■ **Dataset extract**:
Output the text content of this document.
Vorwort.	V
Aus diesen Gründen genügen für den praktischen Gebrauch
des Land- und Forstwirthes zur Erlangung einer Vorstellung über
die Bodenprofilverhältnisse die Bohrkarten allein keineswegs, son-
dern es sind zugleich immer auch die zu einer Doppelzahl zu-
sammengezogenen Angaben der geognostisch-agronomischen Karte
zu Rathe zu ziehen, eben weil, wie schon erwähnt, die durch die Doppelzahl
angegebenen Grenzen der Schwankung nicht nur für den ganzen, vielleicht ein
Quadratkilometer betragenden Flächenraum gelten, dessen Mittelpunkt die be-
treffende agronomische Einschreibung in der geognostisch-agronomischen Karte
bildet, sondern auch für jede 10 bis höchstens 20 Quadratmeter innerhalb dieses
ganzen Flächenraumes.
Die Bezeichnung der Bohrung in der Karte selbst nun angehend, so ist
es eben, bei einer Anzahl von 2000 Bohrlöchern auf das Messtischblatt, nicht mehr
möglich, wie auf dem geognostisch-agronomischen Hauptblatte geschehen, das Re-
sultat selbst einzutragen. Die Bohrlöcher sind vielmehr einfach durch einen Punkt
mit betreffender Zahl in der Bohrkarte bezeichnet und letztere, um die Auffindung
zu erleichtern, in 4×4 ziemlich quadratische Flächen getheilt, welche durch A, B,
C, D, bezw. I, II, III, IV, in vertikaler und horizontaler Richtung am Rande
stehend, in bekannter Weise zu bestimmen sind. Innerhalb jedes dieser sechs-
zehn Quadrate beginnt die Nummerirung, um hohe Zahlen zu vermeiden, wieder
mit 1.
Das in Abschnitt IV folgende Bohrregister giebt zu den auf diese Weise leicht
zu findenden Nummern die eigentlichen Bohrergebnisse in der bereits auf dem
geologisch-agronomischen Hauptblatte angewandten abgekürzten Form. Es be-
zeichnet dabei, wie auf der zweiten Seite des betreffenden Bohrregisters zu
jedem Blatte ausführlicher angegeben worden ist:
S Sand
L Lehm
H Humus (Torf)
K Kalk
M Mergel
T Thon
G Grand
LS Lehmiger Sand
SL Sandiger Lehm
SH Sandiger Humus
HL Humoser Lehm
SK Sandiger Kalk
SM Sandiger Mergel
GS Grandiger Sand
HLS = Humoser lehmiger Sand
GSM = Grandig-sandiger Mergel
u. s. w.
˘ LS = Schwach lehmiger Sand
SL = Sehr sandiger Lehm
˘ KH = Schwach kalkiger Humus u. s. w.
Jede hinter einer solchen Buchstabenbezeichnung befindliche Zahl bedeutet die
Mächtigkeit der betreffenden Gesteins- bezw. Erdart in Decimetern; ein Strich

■ **Stated problem**: All of the entries need to be reproduced exactly; please write them out.

■ **The response**:
Output the text content of this document.
Vorwort.	V
Aus diesen Gründen genügen für den praktischen Gebrauch
des Land- und Forstwirthes zur Erlangung einer Vorstellung über
die Bodenprofilverhältnisse die Bohrkarten allein keineswegs, son-
dern es sind zugleich immer auch die zu einer Doppelzahl zu-
sammengezogenen Angaben der geognostisch-agronomischen Karte
zu Rathe zu ziehen, eben weil, wie schon erwähnt, die durch die Doppelzahl
angegebenen Grenzen der Schwankung nicht nur für den ganzen, vielleicht ein
Quadratkilometer betragenden Flächenraum gelten, dessen Mittelpunkt die be-
treffende agronomische Einschreibung in der geognostisch-agronomischen Karte
bildet, sondern auch für jede 10 bis höchstens 20 Quadratmeter innerhalb dieses
ganzen Flächenraumes.
Die Bezeichnung der Bohrung in der Karte selbst nun angehend, so ist
es eben, bei einer Anzahl von 2000 Bohrlöchern auf das Messtischblatt, nicht mehr
möglich, wie auf dem geognostisch-agronomischen Hauptblatte geschehen, das Re-
sultat selbst einzutragen. Die Bohrlöcher sind vielmehr einfach durch einen Punkt
mit betreffender Zahl in der Bohrkarte bezeichnet und letztere, um die Auffindung
zu erleichtern, in 4×4 ziemlich quadratische Flächen getheilt, welche durch A, B,
C, D, bezw. I, II, III, IV, in vertikaler und horizontaler Richtung am Rande
stehend, in bekannter Weise zu bestimmen sind. Innerhalb jedes dieser sechs-
zehn Quadrate beginnt die Nummerirung, um hohe Zahlen zu vermeiden, wieder
mit 1.
Das in Abschnitt IV folgende Bohrregister giebt zu den auf diese Weise leicht
zu findenden Nummern die eigentlichen Bohrergebnisse in der bereits auf dem
geologisch-agronomischen Hauptblatte angewandten abgekürzten Form. Es be-
zeichnet dabei, wie auf der zweiten Seite des betreffenden Bohrregisters zu
jedem Blatte ausführlicher angegeben worden ist:
S Sand
L Lehm
H Humus (Torf)
K Kalk
M Mergel
T Thon
G Grand
LS Lehmiger Sand
SL Sandiger Lehm
SH Sandiger Humus
HL Humoser Lehm
SK Sandiger Kalk
SM Sandiger Mergel
GS Grandiger Sand
HLS = Humoser lehmiger Sand
GSM = Grandig-sandiger Mergel
u. s. w.
˘ LS = Schwach lehmiger Sand
SL = Sehr sandiger Lehm
˘ KH = Schwach kalkiger Humus u. s. w.
Jede hinter einer solchen Buchstabenbezeichnung befindliche Zahl bedeutet die
Mächtigkeit der betreffenden Gesteins- bezw. Erdart in Decimetern; ein Strich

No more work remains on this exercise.